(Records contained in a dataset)

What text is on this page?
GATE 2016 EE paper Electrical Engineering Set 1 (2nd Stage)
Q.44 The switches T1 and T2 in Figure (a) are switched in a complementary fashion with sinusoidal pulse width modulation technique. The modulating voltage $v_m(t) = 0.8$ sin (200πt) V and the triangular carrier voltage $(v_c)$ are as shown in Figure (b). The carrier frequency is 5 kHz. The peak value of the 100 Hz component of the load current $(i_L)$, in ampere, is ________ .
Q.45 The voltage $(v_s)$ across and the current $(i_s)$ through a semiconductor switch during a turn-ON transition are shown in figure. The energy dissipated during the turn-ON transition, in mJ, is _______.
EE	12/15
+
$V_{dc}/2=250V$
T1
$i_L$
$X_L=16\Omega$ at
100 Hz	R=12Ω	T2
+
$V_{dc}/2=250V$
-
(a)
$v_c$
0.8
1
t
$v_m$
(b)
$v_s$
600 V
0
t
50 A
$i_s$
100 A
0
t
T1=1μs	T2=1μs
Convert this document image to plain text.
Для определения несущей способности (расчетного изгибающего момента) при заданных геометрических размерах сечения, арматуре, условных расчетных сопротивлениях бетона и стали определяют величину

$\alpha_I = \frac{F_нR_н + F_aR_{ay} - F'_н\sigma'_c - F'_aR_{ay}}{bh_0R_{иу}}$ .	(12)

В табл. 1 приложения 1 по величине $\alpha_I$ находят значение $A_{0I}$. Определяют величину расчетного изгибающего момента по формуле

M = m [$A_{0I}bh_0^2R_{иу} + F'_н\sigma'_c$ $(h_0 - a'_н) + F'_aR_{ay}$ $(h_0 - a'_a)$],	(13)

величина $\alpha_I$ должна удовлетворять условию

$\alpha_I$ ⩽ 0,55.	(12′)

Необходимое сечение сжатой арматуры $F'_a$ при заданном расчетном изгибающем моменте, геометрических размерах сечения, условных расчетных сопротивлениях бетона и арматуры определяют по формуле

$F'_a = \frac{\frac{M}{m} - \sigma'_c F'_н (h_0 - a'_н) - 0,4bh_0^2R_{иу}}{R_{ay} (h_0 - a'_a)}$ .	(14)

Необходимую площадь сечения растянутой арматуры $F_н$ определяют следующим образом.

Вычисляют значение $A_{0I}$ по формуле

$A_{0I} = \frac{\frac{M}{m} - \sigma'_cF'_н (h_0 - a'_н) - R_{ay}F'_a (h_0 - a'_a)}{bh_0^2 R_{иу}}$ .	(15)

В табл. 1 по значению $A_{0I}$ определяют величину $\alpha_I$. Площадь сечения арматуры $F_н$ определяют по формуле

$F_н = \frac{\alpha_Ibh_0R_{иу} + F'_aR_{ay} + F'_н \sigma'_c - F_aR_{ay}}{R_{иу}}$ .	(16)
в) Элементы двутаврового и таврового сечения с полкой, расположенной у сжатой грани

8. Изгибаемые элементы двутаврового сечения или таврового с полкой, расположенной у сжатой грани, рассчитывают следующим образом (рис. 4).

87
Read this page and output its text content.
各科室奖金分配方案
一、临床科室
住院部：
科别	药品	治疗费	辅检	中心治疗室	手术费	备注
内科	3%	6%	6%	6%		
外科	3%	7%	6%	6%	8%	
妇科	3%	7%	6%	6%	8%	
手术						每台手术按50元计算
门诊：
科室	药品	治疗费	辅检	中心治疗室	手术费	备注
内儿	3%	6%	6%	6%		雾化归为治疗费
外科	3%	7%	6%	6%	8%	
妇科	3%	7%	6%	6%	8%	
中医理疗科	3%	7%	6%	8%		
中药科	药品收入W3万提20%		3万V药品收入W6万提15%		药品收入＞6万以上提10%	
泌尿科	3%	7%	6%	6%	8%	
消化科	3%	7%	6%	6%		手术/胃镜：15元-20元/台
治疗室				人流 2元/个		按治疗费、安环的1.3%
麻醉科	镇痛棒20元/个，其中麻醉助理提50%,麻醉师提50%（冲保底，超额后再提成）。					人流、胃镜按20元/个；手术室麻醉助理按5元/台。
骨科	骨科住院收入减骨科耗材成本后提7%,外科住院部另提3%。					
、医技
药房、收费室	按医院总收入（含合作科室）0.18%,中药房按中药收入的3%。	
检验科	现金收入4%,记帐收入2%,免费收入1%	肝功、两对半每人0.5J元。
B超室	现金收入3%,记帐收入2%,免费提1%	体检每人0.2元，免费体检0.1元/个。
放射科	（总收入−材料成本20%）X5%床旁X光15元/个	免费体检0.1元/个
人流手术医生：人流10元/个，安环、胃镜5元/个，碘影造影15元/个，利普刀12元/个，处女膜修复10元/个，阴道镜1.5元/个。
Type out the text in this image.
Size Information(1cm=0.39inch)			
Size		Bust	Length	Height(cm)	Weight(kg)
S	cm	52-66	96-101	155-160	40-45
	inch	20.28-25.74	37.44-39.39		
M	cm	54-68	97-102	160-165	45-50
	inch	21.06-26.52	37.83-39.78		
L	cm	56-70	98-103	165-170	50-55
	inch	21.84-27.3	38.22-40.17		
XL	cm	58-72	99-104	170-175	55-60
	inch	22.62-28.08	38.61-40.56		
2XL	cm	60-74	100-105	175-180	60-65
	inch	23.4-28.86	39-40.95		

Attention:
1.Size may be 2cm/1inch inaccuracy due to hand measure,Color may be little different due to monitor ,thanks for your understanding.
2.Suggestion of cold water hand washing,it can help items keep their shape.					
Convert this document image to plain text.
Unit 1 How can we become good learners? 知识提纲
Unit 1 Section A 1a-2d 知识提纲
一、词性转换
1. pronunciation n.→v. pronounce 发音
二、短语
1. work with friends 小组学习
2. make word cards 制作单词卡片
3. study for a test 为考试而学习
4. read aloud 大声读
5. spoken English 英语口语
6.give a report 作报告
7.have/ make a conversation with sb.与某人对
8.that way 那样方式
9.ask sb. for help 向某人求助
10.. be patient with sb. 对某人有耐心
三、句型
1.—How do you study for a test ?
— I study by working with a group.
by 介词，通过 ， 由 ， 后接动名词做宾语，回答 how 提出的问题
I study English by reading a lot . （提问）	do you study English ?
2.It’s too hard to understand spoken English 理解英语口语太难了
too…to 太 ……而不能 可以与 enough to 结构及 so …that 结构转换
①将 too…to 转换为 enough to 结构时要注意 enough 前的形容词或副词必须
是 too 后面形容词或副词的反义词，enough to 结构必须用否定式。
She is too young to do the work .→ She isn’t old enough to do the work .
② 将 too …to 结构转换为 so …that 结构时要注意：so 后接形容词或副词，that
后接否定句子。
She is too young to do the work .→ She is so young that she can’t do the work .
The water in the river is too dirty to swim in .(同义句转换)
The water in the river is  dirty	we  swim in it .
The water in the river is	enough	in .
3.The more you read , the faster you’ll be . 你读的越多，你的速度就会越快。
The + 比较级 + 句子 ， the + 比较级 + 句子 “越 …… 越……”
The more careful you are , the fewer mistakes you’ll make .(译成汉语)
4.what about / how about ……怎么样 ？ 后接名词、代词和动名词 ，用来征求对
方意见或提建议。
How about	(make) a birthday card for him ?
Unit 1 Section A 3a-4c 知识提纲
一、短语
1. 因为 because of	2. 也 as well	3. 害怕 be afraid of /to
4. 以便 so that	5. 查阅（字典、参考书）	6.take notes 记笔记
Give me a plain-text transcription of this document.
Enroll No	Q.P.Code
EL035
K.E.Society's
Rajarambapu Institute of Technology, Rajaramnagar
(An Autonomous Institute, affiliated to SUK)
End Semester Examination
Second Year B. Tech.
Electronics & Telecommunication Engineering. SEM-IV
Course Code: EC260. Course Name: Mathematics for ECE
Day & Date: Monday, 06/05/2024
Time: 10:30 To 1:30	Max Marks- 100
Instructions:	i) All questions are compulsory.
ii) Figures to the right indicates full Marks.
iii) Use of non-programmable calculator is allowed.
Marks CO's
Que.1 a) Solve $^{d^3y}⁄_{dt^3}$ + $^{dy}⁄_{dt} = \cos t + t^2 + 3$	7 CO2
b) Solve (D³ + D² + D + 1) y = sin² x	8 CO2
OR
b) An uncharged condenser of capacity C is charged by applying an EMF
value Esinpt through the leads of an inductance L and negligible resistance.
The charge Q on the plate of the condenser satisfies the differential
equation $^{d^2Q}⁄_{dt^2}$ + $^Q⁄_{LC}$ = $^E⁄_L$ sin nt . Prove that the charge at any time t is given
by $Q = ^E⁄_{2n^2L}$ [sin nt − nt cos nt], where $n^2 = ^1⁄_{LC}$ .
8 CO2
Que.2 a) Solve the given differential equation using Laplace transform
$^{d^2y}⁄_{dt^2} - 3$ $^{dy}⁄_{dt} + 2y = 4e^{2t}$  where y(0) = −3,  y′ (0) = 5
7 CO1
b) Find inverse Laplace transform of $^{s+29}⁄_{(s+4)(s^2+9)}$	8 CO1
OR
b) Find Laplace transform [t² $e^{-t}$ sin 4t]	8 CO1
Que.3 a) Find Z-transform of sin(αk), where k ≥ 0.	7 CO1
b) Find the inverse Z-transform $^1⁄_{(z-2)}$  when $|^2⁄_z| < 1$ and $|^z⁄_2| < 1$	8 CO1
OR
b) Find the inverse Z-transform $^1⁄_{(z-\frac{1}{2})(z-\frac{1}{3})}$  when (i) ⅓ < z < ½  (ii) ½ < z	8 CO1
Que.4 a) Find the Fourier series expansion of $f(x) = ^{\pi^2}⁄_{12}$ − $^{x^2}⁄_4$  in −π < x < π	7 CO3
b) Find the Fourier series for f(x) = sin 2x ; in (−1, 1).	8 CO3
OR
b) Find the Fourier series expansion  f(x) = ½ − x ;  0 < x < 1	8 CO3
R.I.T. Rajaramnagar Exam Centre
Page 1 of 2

§ What you are asked to do: Find every line with "condenser" in the listing and state how many there are, nothing else.

§ Exercise response: 2